- [Stated goal]: Look through the records that follow. Copy every line containing the word "MyGamez".

- [Task inputs]:

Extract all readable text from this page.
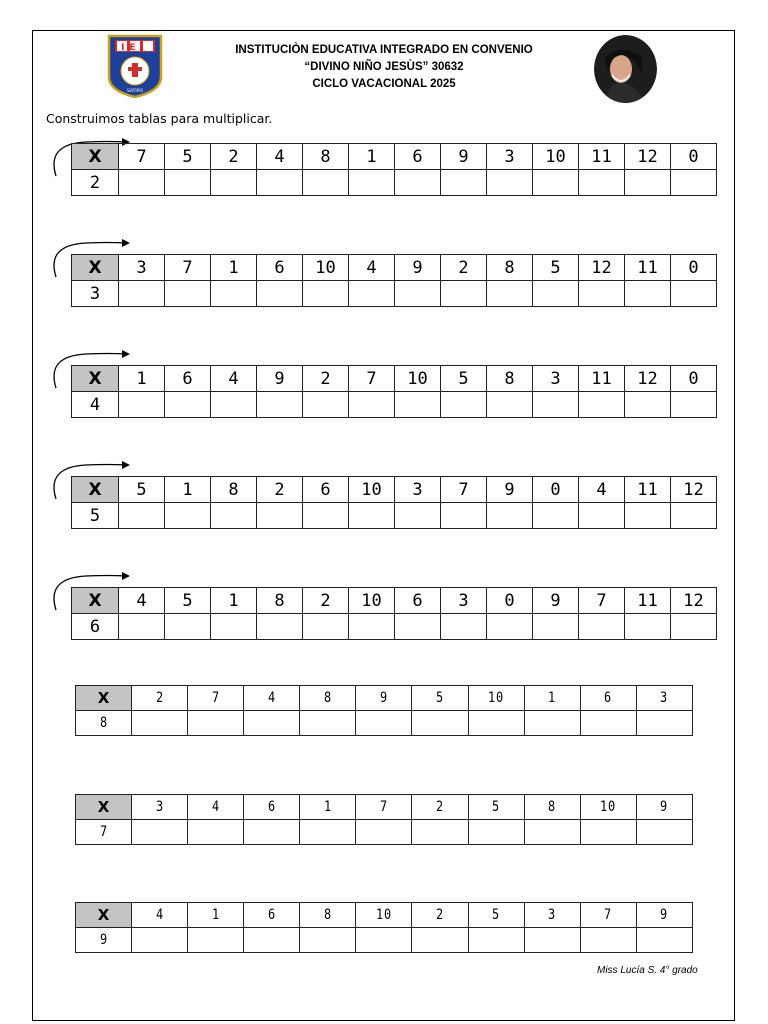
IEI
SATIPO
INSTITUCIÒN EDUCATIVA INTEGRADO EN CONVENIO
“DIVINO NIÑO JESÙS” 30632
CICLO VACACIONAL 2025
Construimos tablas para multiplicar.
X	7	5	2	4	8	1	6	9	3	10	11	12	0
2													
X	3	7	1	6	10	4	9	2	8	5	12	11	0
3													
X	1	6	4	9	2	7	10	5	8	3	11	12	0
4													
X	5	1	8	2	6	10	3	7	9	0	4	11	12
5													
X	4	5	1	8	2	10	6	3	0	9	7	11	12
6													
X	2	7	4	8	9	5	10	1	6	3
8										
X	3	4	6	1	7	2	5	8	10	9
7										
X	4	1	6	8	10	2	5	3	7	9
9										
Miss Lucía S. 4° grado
---
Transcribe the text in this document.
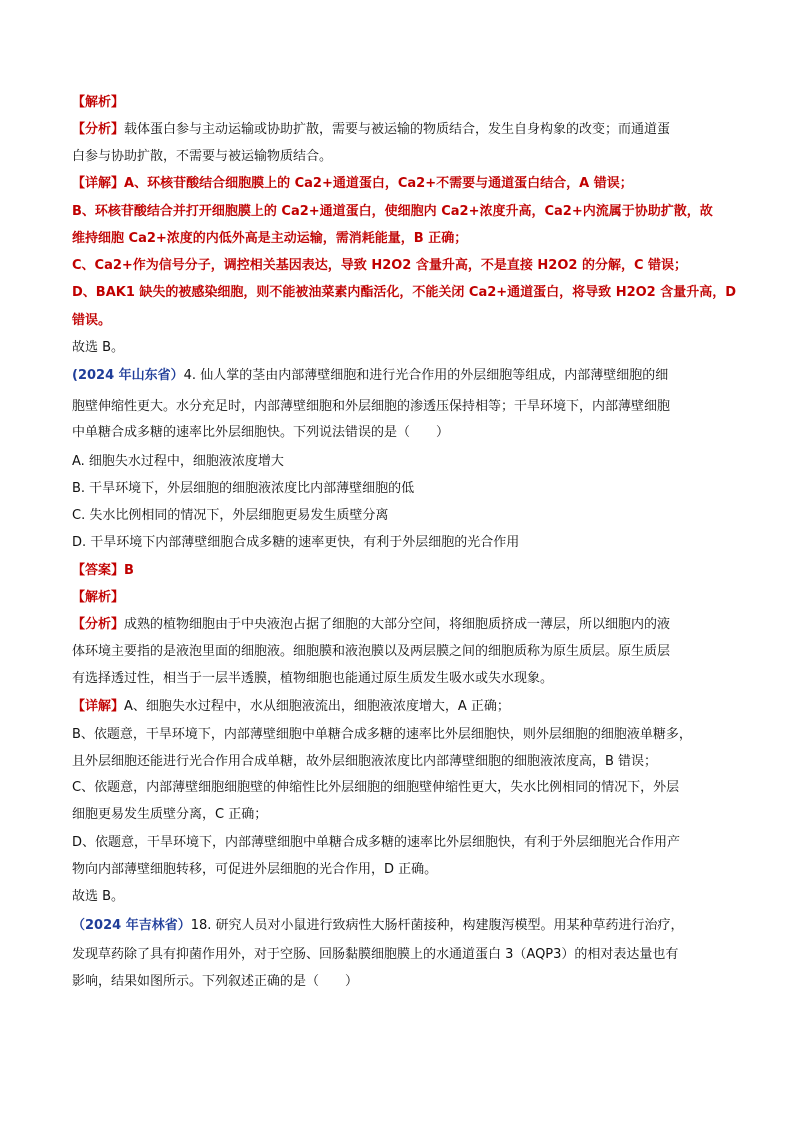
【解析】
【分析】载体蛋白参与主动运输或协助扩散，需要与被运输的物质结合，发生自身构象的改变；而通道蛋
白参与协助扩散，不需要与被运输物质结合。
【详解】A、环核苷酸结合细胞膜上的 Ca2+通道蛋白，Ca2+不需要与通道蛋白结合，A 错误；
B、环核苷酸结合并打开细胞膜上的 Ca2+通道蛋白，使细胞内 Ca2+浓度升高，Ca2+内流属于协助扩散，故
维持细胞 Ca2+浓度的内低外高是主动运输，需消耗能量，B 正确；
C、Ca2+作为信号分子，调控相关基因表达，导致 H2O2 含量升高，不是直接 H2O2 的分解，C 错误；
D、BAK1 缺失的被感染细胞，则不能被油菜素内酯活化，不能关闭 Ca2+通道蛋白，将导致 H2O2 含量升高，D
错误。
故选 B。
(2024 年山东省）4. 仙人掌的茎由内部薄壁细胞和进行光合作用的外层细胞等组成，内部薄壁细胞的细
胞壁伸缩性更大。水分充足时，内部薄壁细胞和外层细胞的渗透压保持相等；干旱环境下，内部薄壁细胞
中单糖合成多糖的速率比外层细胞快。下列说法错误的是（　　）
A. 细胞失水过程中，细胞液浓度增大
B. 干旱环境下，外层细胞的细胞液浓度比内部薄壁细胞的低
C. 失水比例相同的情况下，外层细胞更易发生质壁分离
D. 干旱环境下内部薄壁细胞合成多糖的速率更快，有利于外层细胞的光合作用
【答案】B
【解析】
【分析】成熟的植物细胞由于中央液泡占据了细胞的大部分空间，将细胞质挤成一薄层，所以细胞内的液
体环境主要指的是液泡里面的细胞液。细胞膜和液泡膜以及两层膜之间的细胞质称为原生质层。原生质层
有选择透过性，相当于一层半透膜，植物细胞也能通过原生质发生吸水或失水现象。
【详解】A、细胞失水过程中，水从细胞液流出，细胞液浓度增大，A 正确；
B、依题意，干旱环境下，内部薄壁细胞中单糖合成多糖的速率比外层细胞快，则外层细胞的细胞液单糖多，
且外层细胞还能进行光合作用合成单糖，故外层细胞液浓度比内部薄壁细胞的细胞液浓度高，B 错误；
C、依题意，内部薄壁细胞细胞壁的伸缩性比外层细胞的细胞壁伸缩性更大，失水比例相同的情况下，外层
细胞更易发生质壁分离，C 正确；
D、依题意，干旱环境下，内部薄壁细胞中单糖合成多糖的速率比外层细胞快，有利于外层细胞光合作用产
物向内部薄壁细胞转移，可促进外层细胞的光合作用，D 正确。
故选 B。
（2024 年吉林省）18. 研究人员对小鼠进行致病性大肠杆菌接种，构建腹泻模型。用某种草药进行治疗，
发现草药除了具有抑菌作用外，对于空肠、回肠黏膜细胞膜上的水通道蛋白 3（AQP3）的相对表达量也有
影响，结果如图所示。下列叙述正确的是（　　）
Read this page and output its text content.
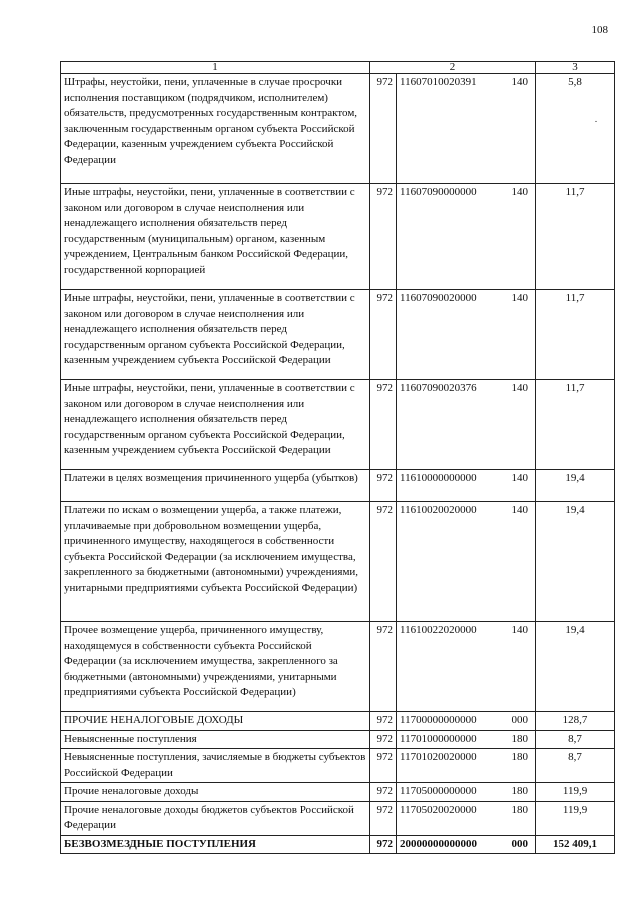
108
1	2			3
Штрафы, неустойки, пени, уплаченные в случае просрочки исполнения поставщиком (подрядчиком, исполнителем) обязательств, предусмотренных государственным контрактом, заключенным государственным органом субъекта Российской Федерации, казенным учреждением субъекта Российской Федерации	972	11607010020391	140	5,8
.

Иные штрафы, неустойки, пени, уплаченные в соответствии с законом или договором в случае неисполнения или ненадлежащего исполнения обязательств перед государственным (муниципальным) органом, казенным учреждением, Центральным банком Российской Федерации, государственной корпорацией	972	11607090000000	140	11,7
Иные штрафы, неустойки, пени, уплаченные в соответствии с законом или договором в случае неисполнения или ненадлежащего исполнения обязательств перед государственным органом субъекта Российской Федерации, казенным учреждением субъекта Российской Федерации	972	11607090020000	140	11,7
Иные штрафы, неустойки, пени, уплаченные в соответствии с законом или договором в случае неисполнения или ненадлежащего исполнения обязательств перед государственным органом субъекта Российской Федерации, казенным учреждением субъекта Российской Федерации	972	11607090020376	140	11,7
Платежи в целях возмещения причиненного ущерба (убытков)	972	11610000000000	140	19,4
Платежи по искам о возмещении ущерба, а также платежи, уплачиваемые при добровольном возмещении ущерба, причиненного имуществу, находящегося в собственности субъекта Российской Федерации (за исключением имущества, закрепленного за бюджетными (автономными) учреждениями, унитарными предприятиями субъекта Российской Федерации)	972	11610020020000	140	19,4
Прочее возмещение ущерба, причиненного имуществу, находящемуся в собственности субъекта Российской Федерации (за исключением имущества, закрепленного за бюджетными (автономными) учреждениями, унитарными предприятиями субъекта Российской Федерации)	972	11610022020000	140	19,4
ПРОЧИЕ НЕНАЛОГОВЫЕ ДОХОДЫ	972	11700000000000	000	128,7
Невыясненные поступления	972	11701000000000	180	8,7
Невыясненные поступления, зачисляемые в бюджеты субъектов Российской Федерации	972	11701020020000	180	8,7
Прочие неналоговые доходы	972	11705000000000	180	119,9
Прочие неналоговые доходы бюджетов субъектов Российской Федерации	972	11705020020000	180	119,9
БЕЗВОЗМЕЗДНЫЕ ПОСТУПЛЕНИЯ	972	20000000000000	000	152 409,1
* * *
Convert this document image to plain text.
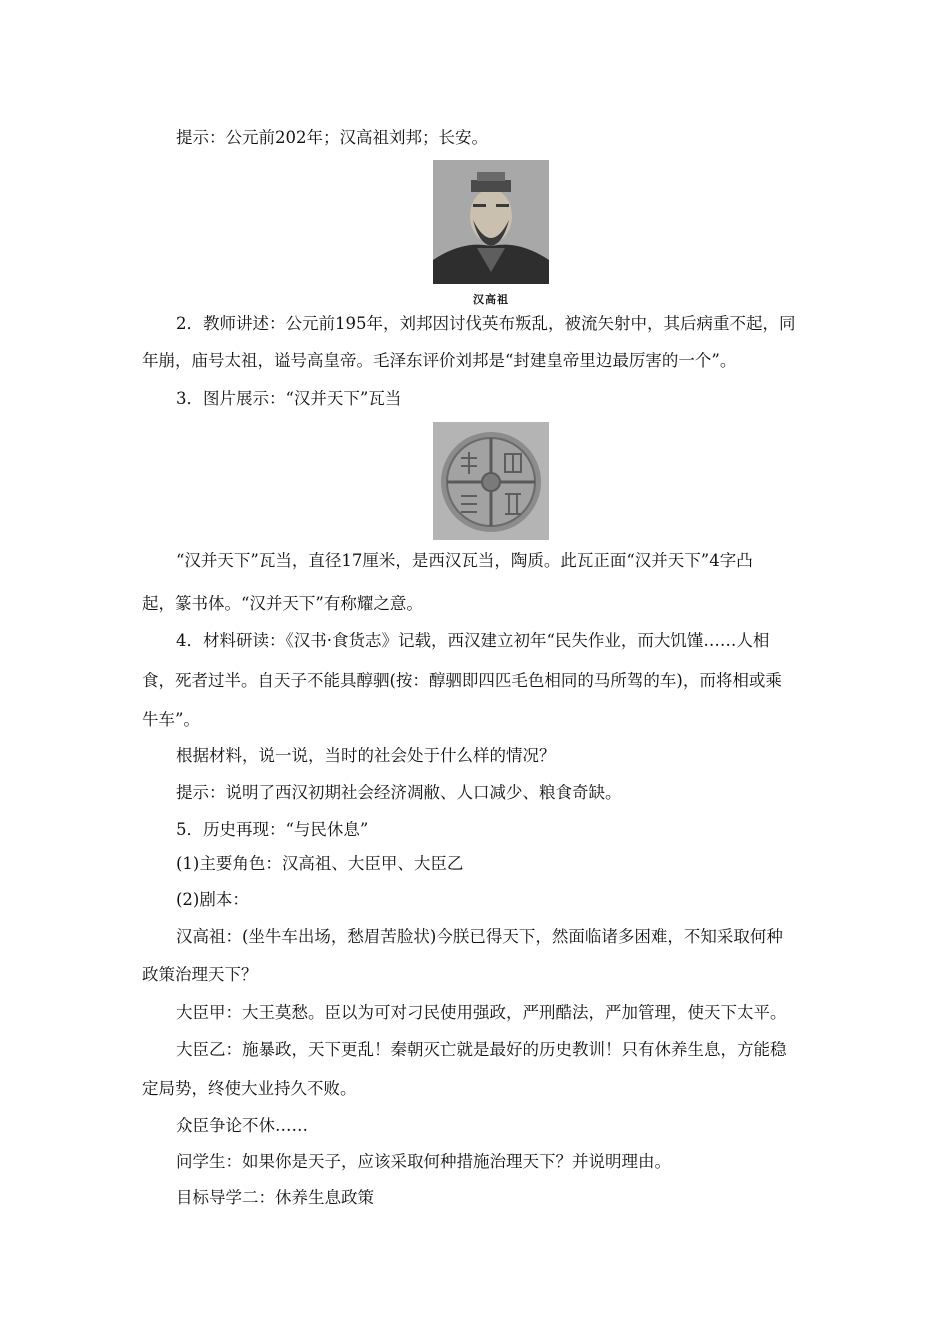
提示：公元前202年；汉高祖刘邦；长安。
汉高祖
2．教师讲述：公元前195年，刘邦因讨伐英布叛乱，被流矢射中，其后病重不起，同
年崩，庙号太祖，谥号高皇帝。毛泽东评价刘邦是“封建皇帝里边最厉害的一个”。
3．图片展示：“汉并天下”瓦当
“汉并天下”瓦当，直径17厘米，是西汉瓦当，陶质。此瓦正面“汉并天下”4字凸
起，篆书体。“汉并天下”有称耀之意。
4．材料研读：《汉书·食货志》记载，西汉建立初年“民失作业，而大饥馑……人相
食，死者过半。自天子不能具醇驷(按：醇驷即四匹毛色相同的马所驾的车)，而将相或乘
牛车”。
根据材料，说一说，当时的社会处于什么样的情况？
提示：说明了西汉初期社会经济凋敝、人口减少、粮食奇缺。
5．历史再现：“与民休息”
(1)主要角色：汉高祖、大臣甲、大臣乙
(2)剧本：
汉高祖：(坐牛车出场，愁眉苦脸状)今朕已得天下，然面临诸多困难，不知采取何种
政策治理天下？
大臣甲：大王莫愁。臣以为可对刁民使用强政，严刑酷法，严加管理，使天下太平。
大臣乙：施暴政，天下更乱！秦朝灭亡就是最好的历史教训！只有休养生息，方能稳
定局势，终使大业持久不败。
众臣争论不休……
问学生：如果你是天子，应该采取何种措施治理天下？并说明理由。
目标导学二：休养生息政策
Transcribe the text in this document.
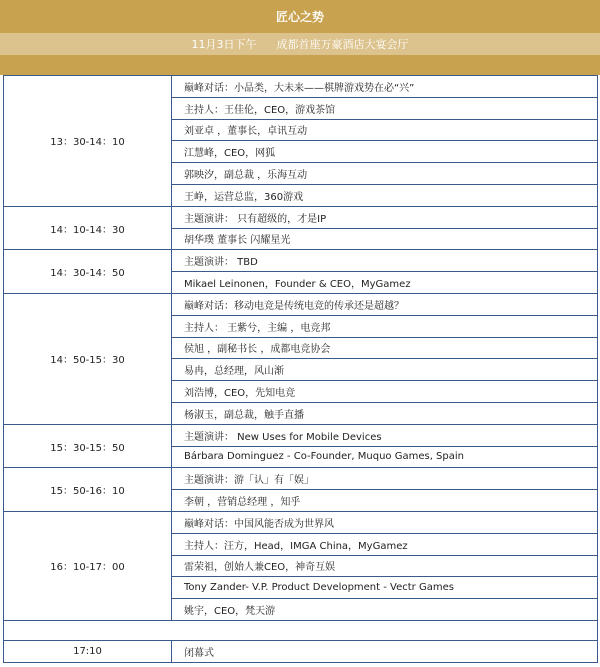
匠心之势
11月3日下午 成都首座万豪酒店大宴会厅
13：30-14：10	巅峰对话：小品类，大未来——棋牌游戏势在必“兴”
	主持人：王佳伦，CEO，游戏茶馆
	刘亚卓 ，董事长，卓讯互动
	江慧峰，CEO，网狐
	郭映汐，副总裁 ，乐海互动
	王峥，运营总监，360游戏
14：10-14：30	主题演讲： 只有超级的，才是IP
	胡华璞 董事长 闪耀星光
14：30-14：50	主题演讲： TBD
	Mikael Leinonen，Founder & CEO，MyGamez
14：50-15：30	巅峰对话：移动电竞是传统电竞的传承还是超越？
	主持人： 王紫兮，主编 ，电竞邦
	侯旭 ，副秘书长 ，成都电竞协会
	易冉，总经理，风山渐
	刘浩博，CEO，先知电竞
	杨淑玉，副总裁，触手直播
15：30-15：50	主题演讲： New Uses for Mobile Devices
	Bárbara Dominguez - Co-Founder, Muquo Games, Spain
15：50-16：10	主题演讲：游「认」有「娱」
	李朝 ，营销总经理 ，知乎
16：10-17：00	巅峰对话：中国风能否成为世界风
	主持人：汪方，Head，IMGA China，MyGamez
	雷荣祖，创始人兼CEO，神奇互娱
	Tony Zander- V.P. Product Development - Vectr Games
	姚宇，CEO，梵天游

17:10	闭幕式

- [Result]:
	Mikael Leinonen，Founder & CEO，MyGamez
	主持人：汪方，Head，IMGA China，MyGamez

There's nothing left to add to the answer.